Start of Task material

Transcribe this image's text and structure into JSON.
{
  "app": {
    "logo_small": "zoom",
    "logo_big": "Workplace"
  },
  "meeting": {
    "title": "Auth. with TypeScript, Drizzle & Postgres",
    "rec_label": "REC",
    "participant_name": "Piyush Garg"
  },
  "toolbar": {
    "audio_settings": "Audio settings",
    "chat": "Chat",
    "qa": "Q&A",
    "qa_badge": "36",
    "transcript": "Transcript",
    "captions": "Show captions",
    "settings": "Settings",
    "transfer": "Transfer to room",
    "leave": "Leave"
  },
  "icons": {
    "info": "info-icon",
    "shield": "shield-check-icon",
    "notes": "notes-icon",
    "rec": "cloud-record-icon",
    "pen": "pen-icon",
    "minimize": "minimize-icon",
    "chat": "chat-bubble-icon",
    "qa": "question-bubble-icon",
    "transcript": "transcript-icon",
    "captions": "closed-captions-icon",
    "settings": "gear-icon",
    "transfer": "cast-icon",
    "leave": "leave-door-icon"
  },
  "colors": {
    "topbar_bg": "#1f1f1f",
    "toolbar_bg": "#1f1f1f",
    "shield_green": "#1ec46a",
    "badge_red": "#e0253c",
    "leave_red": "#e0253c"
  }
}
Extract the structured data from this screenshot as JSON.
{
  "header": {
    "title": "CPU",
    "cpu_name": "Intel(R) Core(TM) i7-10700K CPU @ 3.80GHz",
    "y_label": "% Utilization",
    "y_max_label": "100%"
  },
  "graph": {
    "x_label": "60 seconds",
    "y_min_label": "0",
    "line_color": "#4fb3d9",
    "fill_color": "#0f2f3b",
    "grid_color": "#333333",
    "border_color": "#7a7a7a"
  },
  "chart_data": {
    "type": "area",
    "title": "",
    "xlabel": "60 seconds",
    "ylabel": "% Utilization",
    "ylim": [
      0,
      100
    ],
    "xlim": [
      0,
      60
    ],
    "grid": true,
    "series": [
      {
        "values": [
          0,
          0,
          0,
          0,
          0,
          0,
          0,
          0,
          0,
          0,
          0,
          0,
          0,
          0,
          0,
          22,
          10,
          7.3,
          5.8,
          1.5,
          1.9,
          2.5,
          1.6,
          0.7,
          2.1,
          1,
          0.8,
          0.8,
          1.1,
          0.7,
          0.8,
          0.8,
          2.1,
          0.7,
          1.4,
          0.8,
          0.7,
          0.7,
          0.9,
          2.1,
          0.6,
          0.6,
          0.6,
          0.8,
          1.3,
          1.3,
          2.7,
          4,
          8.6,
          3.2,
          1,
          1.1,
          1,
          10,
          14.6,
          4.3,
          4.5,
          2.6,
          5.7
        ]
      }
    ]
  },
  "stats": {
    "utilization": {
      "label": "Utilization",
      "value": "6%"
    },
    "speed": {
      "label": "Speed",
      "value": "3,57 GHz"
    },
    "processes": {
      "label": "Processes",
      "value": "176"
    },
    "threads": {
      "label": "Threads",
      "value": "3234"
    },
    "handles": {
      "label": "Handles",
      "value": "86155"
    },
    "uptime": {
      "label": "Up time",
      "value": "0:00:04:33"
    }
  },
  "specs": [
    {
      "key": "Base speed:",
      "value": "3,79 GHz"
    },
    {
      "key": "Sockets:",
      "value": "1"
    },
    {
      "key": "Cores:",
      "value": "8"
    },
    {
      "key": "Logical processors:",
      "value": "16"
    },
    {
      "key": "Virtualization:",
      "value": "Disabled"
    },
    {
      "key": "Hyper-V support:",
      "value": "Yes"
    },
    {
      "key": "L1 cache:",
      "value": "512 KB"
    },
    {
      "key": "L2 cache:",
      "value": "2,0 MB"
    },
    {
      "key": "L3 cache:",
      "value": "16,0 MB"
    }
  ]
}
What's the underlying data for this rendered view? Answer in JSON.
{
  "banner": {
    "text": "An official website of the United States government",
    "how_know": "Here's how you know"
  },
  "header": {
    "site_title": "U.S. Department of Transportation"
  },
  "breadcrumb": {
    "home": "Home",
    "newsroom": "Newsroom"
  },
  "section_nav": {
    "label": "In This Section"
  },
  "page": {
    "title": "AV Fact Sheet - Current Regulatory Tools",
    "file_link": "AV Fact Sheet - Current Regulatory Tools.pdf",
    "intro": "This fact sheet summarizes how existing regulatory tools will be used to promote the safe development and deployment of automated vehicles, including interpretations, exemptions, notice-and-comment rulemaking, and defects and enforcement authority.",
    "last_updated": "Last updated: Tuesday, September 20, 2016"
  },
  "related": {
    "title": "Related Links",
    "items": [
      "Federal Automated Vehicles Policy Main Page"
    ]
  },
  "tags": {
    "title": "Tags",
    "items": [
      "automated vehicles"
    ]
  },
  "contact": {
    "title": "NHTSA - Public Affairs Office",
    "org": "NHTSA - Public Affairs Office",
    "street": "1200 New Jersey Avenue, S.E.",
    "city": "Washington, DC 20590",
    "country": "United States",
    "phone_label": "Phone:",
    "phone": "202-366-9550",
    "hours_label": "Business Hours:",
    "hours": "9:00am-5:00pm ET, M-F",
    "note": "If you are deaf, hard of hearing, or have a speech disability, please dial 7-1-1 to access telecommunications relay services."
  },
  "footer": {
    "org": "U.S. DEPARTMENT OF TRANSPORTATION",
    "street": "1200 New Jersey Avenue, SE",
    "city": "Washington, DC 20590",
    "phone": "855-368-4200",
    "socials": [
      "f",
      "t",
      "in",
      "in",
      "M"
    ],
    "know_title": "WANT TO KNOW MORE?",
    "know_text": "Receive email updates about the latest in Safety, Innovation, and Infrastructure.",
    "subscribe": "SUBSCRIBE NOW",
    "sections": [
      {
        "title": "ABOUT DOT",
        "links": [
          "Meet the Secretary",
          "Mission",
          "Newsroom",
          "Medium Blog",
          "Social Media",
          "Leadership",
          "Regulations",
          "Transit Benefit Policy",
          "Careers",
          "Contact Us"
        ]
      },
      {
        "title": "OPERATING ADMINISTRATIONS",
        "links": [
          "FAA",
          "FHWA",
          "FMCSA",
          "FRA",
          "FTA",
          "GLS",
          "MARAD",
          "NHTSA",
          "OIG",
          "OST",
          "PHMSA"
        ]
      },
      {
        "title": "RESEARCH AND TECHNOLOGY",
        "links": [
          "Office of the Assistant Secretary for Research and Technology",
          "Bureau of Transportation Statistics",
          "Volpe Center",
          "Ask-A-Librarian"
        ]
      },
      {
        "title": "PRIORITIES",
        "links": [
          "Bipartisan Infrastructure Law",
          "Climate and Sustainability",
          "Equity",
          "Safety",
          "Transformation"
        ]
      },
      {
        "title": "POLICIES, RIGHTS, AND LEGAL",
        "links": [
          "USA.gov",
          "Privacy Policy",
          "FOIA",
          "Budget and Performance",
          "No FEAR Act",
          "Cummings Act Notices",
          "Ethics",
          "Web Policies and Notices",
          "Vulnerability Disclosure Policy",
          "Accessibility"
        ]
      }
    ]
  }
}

End of Task material

- _Given instruction_
Copy the lines from the entries above in which the word "Secretary" appears.

- _Exercise output_
          "Meet the Secretary",
          "Office of the Assistant Secretary for Research and Technology",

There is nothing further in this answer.